● **What is required**: Please copy every line of the records below that holds the word "bottom".

+---+

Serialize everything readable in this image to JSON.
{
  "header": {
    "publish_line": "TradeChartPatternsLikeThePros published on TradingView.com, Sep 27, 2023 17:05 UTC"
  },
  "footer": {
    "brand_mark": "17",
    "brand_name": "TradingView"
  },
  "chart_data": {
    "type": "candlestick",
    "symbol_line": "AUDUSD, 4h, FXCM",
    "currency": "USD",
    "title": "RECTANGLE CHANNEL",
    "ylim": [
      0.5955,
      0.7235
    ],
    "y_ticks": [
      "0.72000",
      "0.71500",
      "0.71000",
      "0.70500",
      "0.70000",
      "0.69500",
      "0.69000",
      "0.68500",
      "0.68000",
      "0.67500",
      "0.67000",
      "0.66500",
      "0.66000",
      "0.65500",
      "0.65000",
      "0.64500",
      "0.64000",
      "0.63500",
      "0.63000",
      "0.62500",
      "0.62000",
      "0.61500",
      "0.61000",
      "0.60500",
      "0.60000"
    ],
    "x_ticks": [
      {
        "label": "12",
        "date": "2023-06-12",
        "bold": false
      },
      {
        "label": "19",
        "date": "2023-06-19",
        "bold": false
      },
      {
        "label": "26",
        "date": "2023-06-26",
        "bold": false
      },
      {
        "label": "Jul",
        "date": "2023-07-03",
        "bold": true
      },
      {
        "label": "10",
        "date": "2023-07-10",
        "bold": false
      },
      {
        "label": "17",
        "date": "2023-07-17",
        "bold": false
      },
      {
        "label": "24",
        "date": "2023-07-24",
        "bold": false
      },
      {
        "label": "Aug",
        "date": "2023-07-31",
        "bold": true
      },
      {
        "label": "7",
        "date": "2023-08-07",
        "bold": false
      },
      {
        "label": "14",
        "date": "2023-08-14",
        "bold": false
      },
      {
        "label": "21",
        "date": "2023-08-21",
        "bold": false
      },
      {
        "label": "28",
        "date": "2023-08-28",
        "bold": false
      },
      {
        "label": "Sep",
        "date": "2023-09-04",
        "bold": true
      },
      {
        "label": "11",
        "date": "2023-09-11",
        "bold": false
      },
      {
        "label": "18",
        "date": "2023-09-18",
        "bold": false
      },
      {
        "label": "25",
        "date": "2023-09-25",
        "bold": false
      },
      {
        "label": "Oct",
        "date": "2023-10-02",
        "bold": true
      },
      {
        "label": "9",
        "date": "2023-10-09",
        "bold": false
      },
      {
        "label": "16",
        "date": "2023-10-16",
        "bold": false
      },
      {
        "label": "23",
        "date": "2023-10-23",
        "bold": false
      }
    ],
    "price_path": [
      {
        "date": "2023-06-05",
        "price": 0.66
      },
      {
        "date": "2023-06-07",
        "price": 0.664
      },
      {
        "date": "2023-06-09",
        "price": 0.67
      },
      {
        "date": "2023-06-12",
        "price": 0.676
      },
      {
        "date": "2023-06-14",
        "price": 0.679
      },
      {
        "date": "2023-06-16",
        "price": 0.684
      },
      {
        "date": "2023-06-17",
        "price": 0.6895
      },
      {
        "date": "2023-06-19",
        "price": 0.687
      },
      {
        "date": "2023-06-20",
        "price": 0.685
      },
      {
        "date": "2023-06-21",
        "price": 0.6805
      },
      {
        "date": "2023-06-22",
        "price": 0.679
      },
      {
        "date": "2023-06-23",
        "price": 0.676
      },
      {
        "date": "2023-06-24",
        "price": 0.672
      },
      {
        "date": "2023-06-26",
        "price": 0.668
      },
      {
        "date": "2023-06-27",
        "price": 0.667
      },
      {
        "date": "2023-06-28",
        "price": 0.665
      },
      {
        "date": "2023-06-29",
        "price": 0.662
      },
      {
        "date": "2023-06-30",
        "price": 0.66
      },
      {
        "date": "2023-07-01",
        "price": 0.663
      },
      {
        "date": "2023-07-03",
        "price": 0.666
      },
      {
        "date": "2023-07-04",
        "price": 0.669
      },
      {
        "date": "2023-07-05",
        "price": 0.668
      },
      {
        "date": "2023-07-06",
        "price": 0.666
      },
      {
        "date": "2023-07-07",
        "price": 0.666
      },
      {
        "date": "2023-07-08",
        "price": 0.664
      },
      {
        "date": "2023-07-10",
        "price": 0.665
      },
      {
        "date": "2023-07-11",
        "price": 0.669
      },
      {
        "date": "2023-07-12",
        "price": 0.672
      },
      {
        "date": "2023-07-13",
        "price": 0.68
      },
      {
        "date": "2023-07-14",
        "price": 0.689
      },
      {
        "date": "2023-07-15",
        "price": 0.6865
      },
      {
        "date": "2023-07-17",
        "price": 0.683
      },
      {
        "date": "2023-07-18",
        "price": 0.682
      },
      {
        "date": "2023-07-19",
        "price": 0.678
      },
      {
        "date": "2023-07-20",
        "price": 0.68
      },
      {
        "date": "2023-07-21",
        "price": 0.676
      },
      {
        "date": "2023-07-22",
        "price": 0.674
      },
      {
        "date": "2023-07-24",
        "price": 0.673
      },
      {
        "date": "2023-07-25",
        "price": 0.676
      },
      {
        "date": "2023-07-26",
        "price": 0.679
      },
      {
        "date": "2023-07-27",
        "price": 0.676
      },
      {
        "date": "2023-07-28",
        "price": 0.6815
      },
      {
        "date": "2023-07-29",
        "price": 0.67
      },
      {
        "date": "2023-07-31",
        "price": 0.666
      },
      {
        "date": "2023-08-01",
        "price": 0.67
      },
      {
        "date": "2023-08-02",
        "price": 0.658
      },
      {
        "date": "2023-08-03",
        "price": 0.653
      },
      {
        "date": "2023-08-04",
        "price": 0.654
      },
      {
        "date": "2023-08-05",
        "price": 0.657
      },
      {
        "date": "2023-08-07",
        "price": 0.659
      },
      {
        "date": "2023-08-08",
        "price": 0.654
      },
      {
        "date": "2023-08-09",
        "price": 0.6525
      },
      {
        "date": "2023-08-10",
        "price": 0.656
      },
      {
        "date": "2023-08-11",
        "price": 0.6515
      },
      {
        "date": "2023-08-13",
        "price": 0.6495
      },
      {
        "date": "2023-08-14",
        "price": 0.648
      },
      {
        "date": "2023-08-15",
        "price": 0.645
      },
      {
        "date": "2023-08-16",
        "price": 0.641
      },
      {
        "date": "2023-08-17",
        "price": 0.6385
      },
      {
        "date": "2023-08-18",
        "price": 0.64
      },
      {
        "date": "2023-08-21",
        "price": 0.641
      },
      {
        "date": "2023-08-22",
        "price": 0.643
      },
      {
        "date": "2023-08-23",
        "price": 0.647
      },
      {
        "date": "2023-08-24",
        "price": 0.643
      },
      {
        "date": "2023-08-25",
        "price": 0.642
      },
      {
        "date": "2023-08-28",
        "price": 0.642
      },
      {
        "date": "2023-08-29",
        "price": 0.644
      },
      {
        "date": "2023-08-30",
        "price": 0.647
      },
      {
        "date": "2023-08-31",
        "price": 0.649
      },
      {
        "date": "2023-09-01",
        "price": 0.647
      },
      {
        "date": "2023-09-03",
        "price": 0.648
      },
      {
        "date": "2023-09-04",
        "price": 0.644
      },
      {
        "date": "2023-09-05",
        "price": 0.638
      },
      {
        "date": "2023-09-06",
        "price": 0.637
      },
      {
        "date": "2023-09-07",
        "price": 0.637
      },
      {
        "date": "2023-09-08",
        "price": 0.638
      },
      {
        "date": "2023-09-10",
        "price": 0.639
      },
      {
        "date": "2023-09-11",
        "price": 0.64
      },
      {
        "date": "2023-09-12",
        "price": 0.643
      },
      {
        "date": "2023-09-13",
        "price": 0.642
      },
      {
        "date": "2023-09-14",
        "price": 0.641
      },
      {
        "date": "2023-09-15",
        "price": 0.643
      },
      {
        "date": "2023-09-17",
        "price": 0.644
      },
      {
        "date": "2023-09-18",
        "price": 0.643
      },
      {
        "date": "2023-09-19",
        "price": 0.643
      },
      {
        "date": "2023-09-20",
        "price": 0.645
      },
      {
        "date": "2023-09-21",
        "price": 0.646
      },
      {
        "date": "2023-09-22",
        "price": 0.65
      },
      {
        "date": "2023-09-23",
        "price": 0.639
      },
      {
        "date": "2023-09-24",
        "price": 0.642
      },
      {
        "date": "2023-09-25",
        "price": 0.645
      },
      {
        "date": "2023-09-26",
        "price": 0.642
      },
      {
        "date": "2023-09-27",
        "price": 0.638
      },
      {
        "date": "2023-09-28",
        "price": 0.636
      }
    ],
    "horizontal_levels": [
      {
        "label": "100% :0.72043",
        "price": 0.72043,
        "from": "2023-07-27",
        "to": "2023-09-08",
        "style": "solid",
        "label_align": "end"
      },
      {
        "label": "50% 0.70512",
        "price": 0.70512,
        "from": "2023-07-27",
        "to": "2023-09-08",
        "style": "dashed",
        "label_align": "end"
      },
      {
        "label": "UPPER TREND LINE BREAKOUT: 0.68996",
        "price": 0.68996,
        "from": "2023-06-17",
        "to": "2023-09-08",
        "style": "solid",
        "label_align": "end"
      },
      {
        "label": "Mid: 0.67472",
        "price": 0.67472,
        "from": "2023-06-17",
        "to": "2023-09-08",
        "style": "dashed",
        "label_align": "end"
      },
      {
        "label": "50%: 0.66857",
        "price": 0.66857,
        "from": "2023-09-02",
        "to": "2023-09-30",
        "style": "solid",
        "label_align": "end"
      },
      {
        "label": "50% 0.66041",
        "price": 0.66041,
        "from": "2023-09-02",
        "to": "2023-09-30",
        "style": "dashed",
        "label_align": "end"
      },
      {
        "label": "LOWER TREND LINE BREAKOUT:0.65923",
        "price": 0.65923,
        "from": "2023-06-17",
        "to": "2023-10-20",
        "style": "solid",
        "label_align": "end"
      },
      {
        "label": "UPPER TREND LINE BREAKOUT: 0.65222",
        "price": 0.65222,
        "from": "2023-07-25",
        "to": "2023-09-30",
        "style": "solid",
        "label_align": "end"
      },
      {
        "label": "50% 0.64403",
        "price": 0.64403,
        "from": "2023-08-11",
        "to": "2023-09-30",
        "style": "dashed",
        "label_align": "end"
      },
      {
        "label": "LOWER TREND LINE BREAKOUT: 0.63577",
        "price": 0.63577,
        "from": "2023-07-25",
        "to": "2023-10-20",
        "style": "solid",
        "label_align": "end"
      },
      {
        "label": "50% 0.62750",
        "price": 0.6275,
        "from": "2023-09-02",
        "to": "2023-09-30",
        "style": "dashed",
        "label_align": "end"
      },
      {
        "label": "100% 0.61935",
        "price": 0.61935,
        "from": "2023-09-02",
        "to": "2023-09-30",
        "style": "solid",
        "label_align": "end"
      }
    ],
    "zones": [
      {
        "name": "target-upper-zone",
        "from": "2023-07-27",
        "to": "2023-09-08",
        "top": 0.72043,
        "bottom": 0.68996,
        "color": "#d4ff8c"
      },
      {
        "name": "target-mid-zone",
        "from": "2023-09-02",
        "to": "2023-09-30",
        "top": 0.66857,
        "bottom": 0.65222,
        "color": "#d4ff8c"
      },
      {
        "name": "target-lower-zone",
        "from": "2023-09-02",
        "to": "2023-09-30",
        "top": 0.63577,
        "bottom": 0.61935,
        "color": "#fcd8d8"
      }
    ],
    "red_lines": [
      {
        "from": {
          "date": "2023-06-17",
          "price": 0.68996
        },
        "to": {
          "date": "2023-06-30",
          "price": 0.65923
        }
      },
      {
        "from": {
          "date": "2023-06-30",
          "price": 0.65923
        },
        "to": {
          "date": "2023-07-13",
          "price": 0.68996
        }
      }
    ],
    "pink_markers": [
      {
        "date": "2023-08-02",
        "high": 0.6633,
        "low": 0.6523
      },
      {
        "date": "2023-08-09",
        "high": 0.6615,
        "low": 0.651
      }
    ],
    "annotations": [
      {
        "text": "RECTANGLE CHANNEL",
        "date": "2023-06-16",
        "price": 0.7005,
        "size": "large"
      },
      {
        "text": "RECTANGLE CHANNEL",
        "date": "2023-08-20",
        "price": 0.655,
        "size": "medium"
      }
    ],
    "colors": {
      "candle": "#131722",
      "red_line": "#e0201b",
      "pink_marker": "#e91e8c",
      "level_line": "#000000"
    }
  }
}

+---+

● **Exercise result**:
        "bottom": 0.68996,
        "bottom": 0.65222,
        "bottom": 0.61935,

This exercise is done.